### Records ###

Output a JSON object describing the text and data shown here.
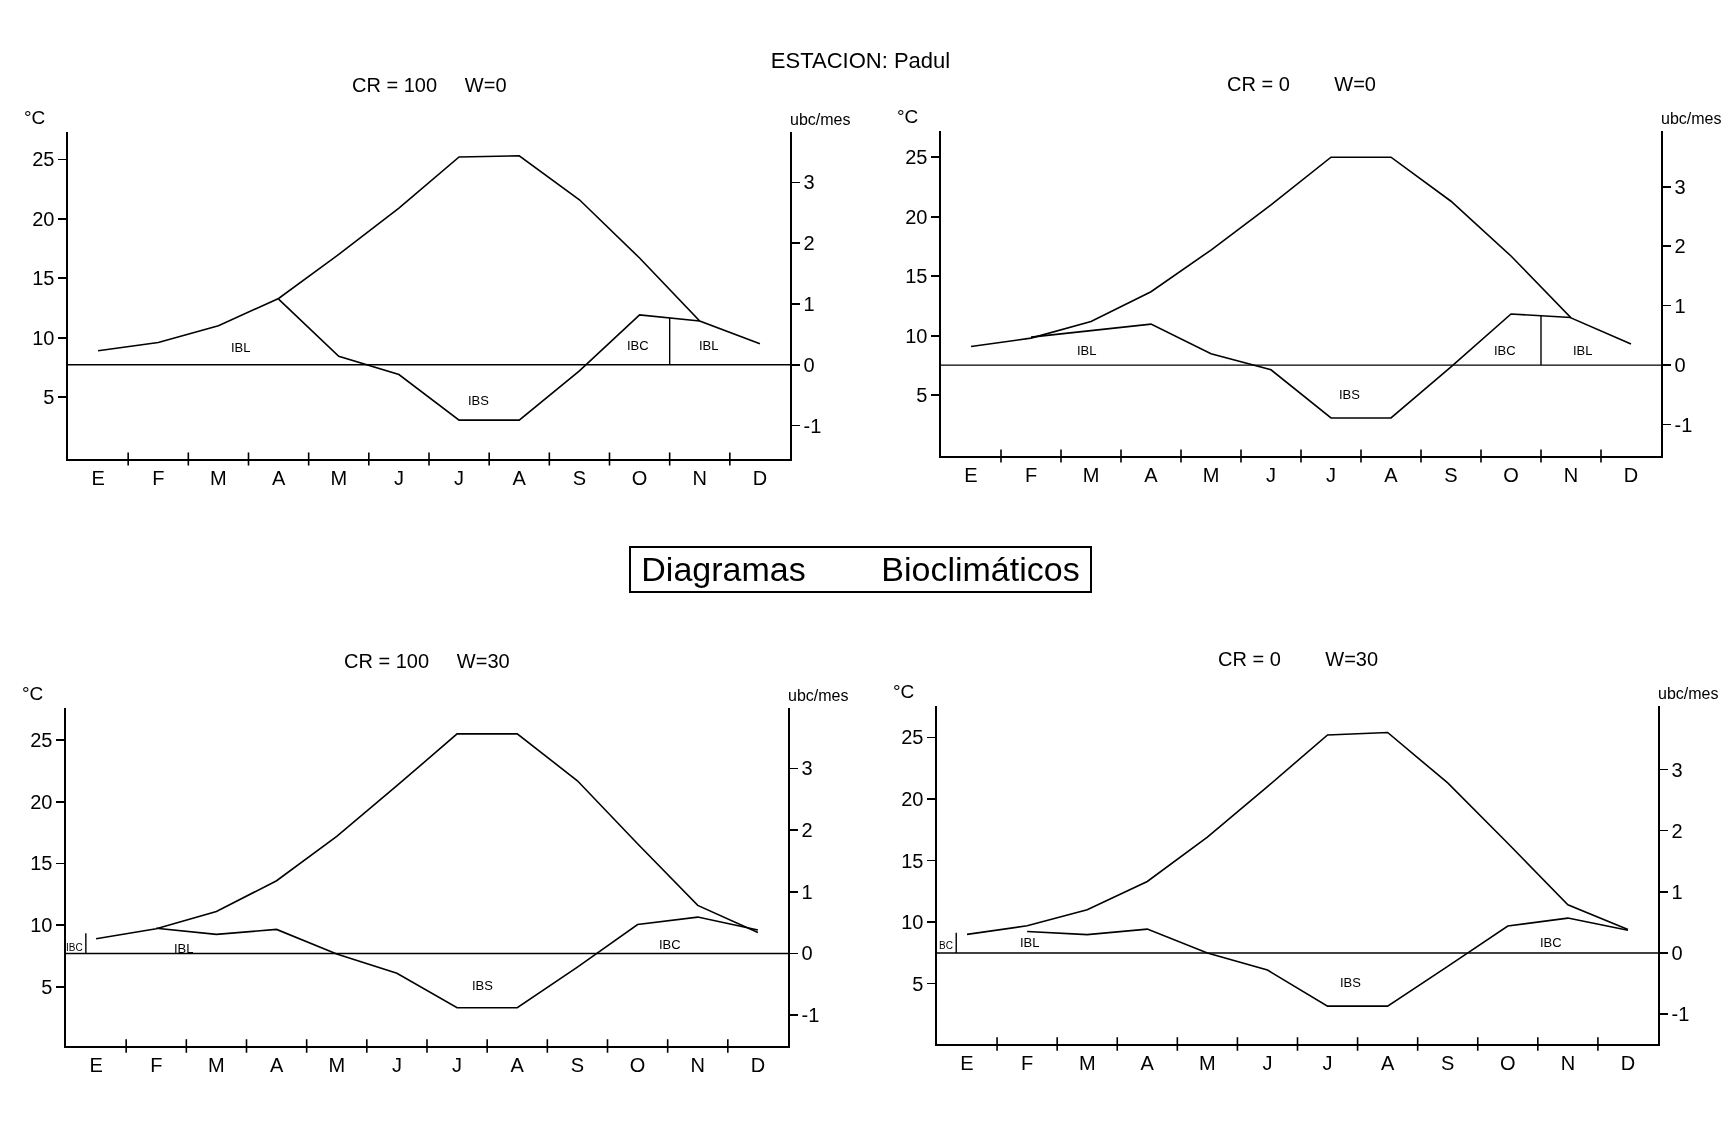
{
  "chart_data": [
    {
      "type": "line",
      "title": "CR = 100     W=0",
      "ylabel": "°C",
      "y2label": "ubc/mes",
      "categories": [
        "E",
        "F",
        "M",
        "A",
        "M",
        "J",
        "J",
        "A",
        "S",
        "O",
        "N",
        "D"
      ],
      "ylim": [
        -0.2,
        27.3
      ],
      "yticks": [
        5,
        10,
        15,
        20,
        25
      ],
      "y2lim": [
        -1.55,
        3.83
      ],
      "y2ticks": [
        -1,
        0,
        1,
        2,
        3
      ],
      "series": [
        {
          "color": "#000000",
          "values": [
            8.9,
            9.6,
            11.0,
            13.3,
            17.0,
            20.9,
            25.2,
            25.3,
            21.6,
            16.7,
            11.4,
            9.5
          ]
        },
        {
          "color": "#000000",
          "axis": "y2",
          "values": [
            null,
            null,
            null,
            1.08,
            0.14,
            -0.16,
            -0.91,
            -0.91,
            -0.1,
            0.82,
            0.72,
            null
          ]
        }
      ],
      "ref_lines": [
        {
          "axis": "y2",
          "value": 0,
          "color": "#000000"
        }
      ],
      "annotations": [
        "ESTACION: Padul",
        "IBL",
        "IBC",
        "IBL",
        "IBS"
      ]
    },
    {
      "type": "line",
      "title": "CR = 0        W=0",
      "ylabel": "°C",
      "y2label": "ubc/mes",
      "categories": [
        "E",
        "F",
        "M",
        "A",
        "M",
        "J",
        "J",
        "A",
        "S",
        "O",
        "N",
        "D"
      ],
      "ylim": [
        -0.1,
        27.2
      ],
      "yticks": [
        5,
        10,
        15,
        20,
        25
      ],
      "y2lim": [
        -1.53,
        3.94
      ],
      "y2ticks": [
        -1,
        0,
        1,
        2,
        3
      ],
      "series": [
        {
          "color": "#000000",
          "values": [
            9.1,
            9.8,
            11.2,
            13.7,
            17.2,
            21.0,
            25.0,
            25.0,
            21.3,
            16.7,
            11.5,
            9.3
          ]
        },
        {
          "color": "#000000",
          "axis": "y2",
          "values": [
            null,
            0.47,
            0.58,
            0.69,
            0.19,
            -0.08,
            -0.89,
            -0.89,
            -0.03,
            0.86,
            0.8,
            null
          ]
        }
      ],
      "ref_lines": [
        {
          "axis": "y2",
          "value": 0,
          "color": "#000000"
        }
      ],
      "annotations": [
        "IBL",
        "IBC",
        "IBL",
        "IBS"
      ]
    },
    {
      "type": "line",
      "title": "CR = 100     W=30",
      "ylabel": "°C",
      "y2label": "ubc/mes",
      "categories": [
        "E",
        "F",
        "M",
        "A",
        "M",
        "J",
        "J",
        "A",
        "S",
        "O",
        "N",
        "D"
      ],
      "ylim": [
        0.2,
        27.6
      ],
      "yticks": [
        5,
        10,
        15,
        20,
        25
      ],
      "y2lim": [
        -1.5,
        3.98
      ],
      "y2ticks": [
        -1,
        0,
        1,
        2,
        3
      ],
      "series": [
        {
          "color": "#000000",
          "values": [
            8.9,
            9.7,
            11.1,
            13.6,
            17.2,
            21.3,
            25.5,
            25.5,
            21.7,
            16.6,
            11.6,
            9.4
          ]
        },
        {
          "color": "#000000",
          "axis": "y2",
          "values": [
            null,
            0.41,
            0.31,
            0.39,
            -0.01,
            -0.32,
            -0.88,
            -0.88,
            -0.22,
            0.47,
            0.59,
            0.38
          ]
        }
      ],
      "ref_lines": [
        {
          "axis": "y2",
          "value": 0,
          "color": "#000000"
        }
      ],
      "annotations": [
        "Diagramas        Bioclimáticos",
        "IBC",
        "IBL",
        "IBC",
        "IBS"
      ]
    },
    {
      "type": "line",
      "title": "CR = 0        W=30",
      "ylabel": "°C",
      "y2label": "ubc/mes",
      "categories": [
        "E",
        "F",
        "M",
        "A",
        "M",
        "J",
        "J",
        "A",
        "S",
        "O",
        "N",
        "D"
      ],
      "ylim": [
        0.1,
        27.55
      ],
      "yticks": [
        5,
        10,
        15,
        20,
        25
      ],
      "y2lim": [
        -1.49,
        4.04
      ],
      "y2ticks": [
        -1,
        0,
        1,
        2,
        3
      ],
      "series": [
        {
          "color": "#000000",
          "values": [
            9.0,
            9.7,
            11.0,
            13.3,
            16.9,
            21.0,
            25.2,
            25.4,
            21.3,
            16.4,
            11.4,
            9.4
          ]
        },
        {
          "color": "#000000",
          "axis": "y2",
          "values": [
            null,
            0.35,
            0.3,
            0.39,
            0,
            -0.28,
            -0.87,
            -0.87,
            -0.22,
            0.44,
            0.57,
            0.37
          ]
        }
      ],
      "ref_lines": [
        {
          "axis": "y2",
          "value": 0,
          "color": "#000000"
        }
      ],
      "annotations": [
        "BC",
        "IBL",
        "IBC",
        "IBS"
      ]
    }
  ]
}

###

Give every record back exactly as it reads, with no images.

Output a JSON object describing the text and data shown here.
{
  "chart_data": [
    {
      "type": "line",
      "title": "CR = 100     W=0",
      "ylabel": "°C",
      "y2label": "ubc/mes",
      "categories": [
        "E",
        "F",
        "M",
        "A",
        "M",
        "J",
        "J",
        "A",
        "S",
        "O",
        "N",
        "D"
      ],
      "ylim": [
        -0.2,
        27.3
      ],
      "yticks": [
        5,
        10,
        15,
        20,
        25
      ],
      "y2lim": [
        -1.55,
        3.83
      ],
      "y2ticks": [
        -1,
        0,
        1,
        2,
        3
      ],
      "series": [
        {
          "color": "#000000",
          "values": [
            8.9,
            9.6,
            11.0,
            13.3,
            17.0,
            20.9,
            25.2,
            25.3,
            21.6,
            16.7,
            11.4,
            9.5
          ]
        },
        {
          "color": "#000000",
          "axis": "y2",
          "values": [
            null,
            null,
            null,
            1.08,
            0.14,
            -0.16,
            -0.91,
            -0.91,
            -0.1,
            0.82,
            0.72,
            null
          ]
        }
      ],
      "ref_lines": [
        {
          "axis": "y2",
          "value": 0,
          "color": "#000000"
        }
      ],
      "annotations": [
        "ESTACION: Padul",
        "IBL",
        "IBC",
        "IBL",
        "IBS"
      ]
    },
    {
      "type": "line",
      "title": "CR = 0        W=0",
      "ylabel": "°C",
      "y2label": "ubc/mes",
      "categories": [
        "E",
        "F",
        "M",
        "A",
        "M",
        "J",
        "J",
        "A",
        "S",
        "O",
        "N",
        "D"
      ],
      "ylim": [
        -0.1,
        27.2
      ],
      "yticks": [
        5,
        10,
        15,
        20,
        25
      ],
      "y2lim": [
        -1.53,
        3.94
      ],
      "y2ticks": [
        -1,
        0,
        1,
        2,
        3
      ],
      "series": [
        {
          "color": "#000000",
          "values": [
            9.1,
            9.8,
            11.2,
            13.7,
            17.2,
            21.0,
            25.0,
            25.0,
            21.3,
            16.7,
            11.5,
            9.3
          ]
        },
        {
          "color": "#000000",
          "axis": "y2",
          "values": [
            null,
            0.47,
            0.58,
            0.69,
            0.19,
            -0.08,
            -0.89,
            -0.89,
            -0.03,
            0.86,
            0.8,
            null
          ]
        }
      ],
      "ref_lines": [
        {
          "axis": "y2",
          "value": 0,
          "color": "#000000"
        }
      ],
      "annotations": [
        "IBL",
        "IBC",
        "IBL",
        "IBS"
      ]
    },
    {
      "type": "line",
      "title": "CR = 100     W=30",
      "ylabel": "°C",
      "y2label": "ubc/mes",
      "categories": [
        "E",
        "F",
        "M",
        "A",
        "M",
        "J",
        "J",
        "A",
        "S",
        "O",
        "N",
        "D"
      ],
      "ylim": [
        0.2,
        27.6
      ],
      "yticks": [
        5,
        10,
        15,
        20,
        25
      ],
      "y2lim": [
        -1.5,
        3.98
      ],
      "y2ticks": [
        -1,
        0,
        1,
        2,
        3
      ],
      "series": [
        {
          "color": "#000000",
          "values": [
            8.9,
            9.7,
            11.1,
            13.6,
            17.2,
            21.3,
            25.5,
            25.5,
            21.7,
            16.6,
            11.6,
            9.4
          ]
        },
        {
          "color": "#000000",
          "axis": "y2",
          "values": [
            null,
            0.41,
            0.31,
            0.39,
            -0.01,
            -0.32,
            -0.88,
            -0.88,
            -0.22,
            0.47,
            0.59,
            0.38
          ]
        }
      ],
      "ref_lines": [
        {
          "axis": "y2",
          "value": 0,
          "color": "#000000"
        }
      ],
      "annotations": [
        "Diagramas        Bioclimáticos",
        "IBC",
        "IBL",
        "IBC",
        "IBS"
      ]
    },
    {
      "type": "line",
      "title": "CR = 0        W=30",
      "ylabel": "°C",
      "y2label": "ubc/mes",
      "categories": [
        "E",
        "F",
        "M",
        "A",
        "M",
        "J",
        "J",
        "A",
        "S",
        "O",
        "N",
        "D"
      ],
      "ylim": [
        0.1,
        27.55
      ],
      "yticks": [
        5,
        10,
        15,
        20,
        25
      ],
      "y2lim": [
        -1.49,
        4.04
      ],
      "y2ticks": [
        -1,
        0,
        1,
        2,
        3
      ],
      "series": [
        {
          "color": "#000000",
          "values": [
            9.0,
            9.7,
            11.0,
            13.3,
            16.9,
            21.0,
            25.2,
            25.4,
            21.3,
            16.4,
            11.4,
            9.4
          ]
        },
        {
          "color": "#000000",
          "axis": "y2",
          "values": [
            null,
            0.35,
            0.3,
            0.39,
            0,
            -0.28,
            -0.87,
            -0.87,
            -0.22,
            0.44,
            0.57,
            0.37
          ]
        }
      ],
      "ref_lines": [
        {
          "axis": "y2",
          "value": 0,
          "color": "#000000"
        }
      ],
      "annotations": [
        "BC",
        "IBL",
        "IBC",
        "IBS"
      ]
    }
  ]
}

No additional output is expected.